[BEGIN Data]
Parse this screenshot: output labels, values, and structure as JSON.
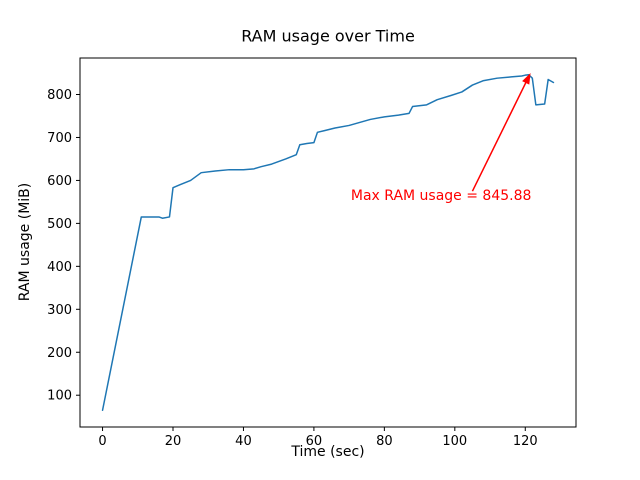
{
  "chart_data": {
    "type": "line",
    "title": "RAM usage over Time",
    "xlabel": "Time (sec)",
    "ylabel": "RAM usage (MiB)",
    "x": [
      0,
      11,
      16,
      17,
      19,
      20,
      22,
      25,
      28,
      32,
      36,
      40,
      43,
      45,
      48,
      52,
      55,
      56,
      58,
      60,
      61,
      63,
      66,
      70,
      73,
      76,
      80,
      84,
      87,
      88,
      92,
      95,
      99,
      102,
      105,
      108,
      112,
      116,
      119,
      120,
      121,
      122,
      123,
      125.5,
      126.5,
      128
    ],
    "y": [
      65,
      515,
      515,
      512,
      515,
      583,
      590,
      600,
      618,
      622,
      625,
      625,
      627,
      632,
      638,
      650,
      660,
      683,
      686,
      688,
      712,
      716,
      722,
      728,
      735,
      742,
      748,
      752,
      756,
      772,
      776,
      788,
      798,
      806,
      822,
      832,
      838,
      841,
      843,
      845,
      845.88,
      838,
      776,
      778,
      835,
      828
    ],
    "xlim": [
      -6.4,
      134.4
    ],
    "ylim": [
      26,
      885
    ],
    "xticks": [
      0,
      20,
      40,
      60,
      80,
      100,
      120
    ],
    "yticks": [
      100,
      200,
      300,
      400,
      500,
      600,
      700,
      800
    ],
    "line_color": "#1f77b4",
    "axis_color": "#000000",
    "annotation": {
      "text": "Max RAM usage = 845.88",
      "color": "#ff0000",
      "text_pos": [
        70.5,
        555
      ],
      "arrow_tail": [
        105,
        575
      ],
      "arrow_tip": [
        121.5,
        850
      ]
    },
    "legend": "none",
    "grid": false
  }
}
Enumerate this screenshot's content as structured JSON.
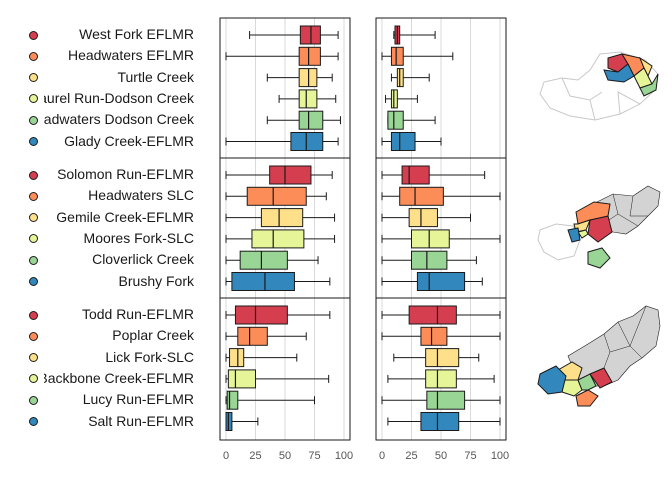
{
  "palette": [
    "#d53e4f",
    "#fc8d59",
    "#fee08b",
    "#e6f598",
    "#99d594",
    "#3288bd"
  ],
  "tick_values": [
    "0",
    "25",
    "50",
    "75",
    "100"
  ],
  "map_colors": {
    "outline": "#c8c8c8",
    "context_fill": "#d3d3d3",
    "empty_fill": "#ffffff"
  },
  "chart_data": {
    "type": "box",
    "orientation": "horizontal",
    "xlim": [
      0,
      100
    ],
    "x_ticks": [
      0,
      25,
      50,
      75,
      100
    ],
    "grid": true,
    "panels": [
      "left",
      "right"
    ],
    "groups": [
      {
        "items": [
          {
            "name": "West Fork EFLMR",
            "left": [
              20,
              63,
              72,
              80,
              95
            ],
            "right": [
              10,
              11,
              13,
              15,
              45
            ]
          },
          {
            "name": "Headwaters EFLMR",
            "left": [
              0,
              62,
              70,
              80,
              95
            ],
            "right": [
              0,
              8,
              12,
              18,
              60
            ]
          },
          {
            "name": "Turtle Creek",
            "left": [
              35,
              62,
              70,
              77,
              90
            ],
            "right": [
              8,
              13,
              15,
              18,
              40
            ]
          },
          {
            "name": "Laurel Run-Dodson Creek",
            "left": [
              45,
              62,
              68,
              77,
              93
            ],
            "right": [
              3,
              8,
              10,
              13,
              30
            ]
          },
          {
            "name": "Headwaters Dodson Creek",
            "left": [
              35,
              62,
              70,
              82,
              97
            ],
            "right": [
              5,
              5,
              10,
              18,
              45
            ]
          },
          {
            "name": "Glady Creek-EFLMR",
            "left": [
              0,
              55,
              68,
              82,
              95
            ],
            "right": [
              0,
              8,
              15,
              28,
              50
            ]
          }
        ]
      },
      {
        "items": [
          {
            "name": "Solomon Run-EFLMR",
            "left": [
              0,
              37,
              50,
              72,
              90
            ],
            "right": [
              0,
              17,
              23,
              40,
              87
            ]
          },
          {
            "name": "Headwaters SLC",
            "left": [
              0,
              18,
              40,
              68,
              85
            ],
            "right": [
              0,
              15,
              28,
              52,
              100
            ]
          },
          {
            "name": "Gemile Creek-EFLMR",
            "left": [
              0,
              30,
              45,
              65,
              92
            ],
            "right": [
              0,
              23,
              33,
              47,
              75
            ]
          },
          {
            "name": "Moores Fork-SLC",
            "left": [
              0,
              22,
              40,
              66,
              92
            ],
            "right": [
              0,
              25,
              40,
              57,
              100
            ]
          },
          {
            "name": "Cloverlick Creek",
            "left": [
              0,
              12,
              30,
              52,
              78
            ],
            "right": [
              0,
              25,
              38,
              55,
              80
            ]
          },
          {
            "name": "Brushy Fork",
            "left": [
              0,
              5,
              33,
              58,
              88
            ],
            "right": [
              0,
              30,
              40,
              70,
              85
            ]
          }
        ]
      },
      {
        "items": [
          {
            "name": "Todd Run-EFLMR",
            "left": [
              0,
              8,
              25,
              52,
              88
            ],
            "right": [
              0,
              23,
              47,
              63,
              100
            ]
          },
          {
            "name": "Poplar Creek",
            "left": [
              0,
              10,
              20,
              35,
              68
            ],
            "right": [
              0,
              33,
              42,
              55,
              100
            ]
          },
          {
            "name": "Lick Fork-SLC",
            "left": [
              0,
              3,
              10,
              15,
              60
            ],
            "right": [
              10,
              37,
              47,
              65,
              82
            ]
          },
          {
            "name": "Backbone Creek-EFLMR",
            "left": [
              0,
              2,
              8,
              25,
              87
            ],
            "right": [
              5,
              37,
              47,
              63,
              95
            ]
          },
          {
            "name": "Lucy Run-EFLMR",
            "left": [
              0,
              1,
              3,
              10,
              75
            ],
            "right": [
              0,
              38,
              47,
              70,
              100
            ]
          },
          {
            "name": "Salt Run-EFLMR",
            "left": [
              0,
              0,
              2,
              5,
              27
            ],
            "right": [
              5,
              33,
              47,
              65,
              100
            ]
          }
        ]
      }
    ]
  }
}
[END Data]
#### [Goal]
Copy out all of the material exactly as written, without its pictures.

#### [Task result]
Parse this screenshot: output labels, values, and structure as JSON.
{
  "chart_data": {
    "type": "line",
    "title": "RAM usage over Time",
    "xlabel": "Time (sec)",
    "ylabel": "RAM usage (MiB)",
    "x": [
      0,
      11,
      16,
      17,
      19,
      20,
      22,
      25,
      28,
      32,
      36,
      40,
      43,
      45,
      48,
      52,
      55,
      56,
      58,
      60,
      61,
      63,
      66,
      70,
      73,
      76,
      80,
      84,
      87,
      88,
      92,
      95,
      99,
      102,
      105,
      108,
      112,
      116,
      119,
      120,
      121,
      122,
      123,
      125.5,
      126.5,
      128
    ],
    "y": [
      65,
      515,
      515,
      512,
      515,
      583,
      590,
      600,
      618,
      622,
      625,
      625,
      627,
      632,
      638,
      650,
      660,
      683,
      686,
      688,
      712,
      716,
      722,
      728,
      735,
      742,
      748,
      752,
      756,
      772,
      776,
      788,
      798,
      806,
      822,
      832,
      838,
      841,
      843,
      845,
      845.88,
      838,
      776,
      778,
      835,
      828
    ],
    "xlim": [
      -6.4,
      134.4
    ],
    "ylim": [
      26,
      885
    ],
    "xticks": [
      0,
      20,
      40,
      60,
      80,
      100,
      120
    ],
    "yticks": [
      100,
      200,
      300,
      400,
      500,
      600,
      700,
      800
    ],
    "line_color": "#1f77b4",
    "axis_color": "#000000",
    "annotation": {
      "text": "Max RAM usage = 845.88",
      "color": "#ff0000",
      "text_pos": [
        70.5,
        555
      ],
      "arrow_tail": [
        105,
        575
      ],
      "arrow_tip": [
        121.5,
        850
      ]
    },
    "legend": "none",
    "grid": false
  }
}
Enumerate this screenshot's content as structured JSON.
{
  "palette": [
    "#d53e4f",
    "#fc8d59",
    "#fee08b",
    "#e6f598",
    "#99d594",
    "#3288bd"
  ],
  "tick_values": [
    "0",
    "25",
    "50",
    "75",
    "100"
  ],
  "map_colors": {
    "outline": "#c8c8c8",
    "context_fill": "#d3d3d3",
    "empty_fill": "#ffffff"
  },
  "chart_data": {
    "type": "box",
    "orientation": "horizontal",
    "xlim": [
      0,
      100
    ],
    "x_ticks": [
      0,
      25,
      50,
      75,
      100
    ],
    "grid": true,
    "panels": [
      "left",
      "right"
    ],
    "groups": [
      {
        "items": [
          {
            "name": "West Fork EFLMR",
            "left": [
              20,
              63,
              72,
              80,
              95
            ],
            "right": [
              10,
              11,
              13,
              15,
              45
            ]
          },
          {
            "name": "Headwaters EFLMR",
            "left": [
              0,
              62,
              70,
              80,
              95
            ],
            "right": [
              0,
              8,
              12,
              18,
              60
            ]
          },
          {
            "name": "Turtle Creek",
            "left": [
              35,
              62,
              70,
              77,
              90
            ],
            "right": [
              8,
              13,
              15,
              18,
              40
            ]
          },
          {
            "name": "Laurel Run-Dodson Creek",
            "left": [
              45,
              62,
              68,
              77,
              93
            ],
            "right": [
              3,
              8,
              10,
              13,
              30
            ]
          },
          {
            "name": "Headwaters Dodson Creek",
            "left": [
              35,
              62,
              70,
              82,
              97
            ],
            "right": [
              5,
              5,
              10,
              18,
              45
            ]
          },
          {
            "name": "Glady Creek-EFLMR",
            "left": [
              0,
              55,
              68,
              82,
              95
            ],
            "right": [
              0,
              8,
              15,
              28,
              50
            ]
          }
        ]
      },
      {
        "items": [
          {
            "name": "Solomon Run-EFLMR",
            "left": [
              0,
              37,
              50,
              72,
              90
            ],
            "right": [
              0,
              17,
              23,
              40,
              87
            ]
          },
          {
            "name": "Headwaters SLC",
            "left": [
              0,
              18,
              40,
              68,
              85
            ],
            "right": [
              0,
              15,
              28,
              52,
              100
            ]
          },
          {
            "name": "Gemile Creek-EFLMR",
            "left": [
              0,
              30,
              45,
              65,
              92
            ],
            "right": [
              0,
              23,
              33,
              47,
              75
            ]
          },
          {
            "name": "Moores Fork-SLC",
            "left": [
              0,
              22,
              40,
              66,
              92
            ],
            "right": [
              0,
              25,
              40,
              57,
              100
            ]
          },
          {
            "name": "Cloverlick Creek",
            "left": [
              0,
              12,
              30,
              52,
              78
            ],
            "right": [
              0,
              25,
              38,
              55,
              80
            ]
          },
          {
            "name": "Brushy Fork",
            "left": [
              0,
              5,
              33,
              58,
              88
            ],
            "right": [
              0,
              30,
              40,
              70,
              85
            ]
          }
        ]
      },
      {
        "items": [
          {
            "name": "Todd Run-EFLMR",
            "left": [
              0,
              8,
              25,
              52,
              88
            ],
            "right": [
              0,
              23,
              47,
              63,
              100
            ]
          },
          {
            "name": "Poplar Creek",
            "left": [
              0,
              10,
              20,
              35,
              68
            ],
            "right": [
              0,
              33,
              42,
              55,
              100
            ]
          },
          {
            "name": "Lick Fork-SLC",
            "left": [
              0,
              3,
              10,
              15,
              60
            ],
            "right": [
              10,
              37,
              47,
              65,
              82
            ]
          },
          {
            "name": "Backbone Creek-EFLMR",
            "left": [
              0,
              2,
              8,
              25,
              87
            ],
            "right": [
              5,
              37,
              47,
              63,
              95
            ]
          },
          {
            "name": "Lucy Run-EFLMR",
            "left": [
              0,
              1,
              3,
              10,
              75
            ],
            "right": [
              0,
              38,
              47,
              70,
              100
            ]
          },
          {
            "name": "Salt Run-EFLMR",
            "left": [
              0,
              0,
              2,
              5,
              27
            ],
            "right": [
              5,
              33,
              47,
              65,
              100
            ]
          }
        ]
      }
    ]
  }
}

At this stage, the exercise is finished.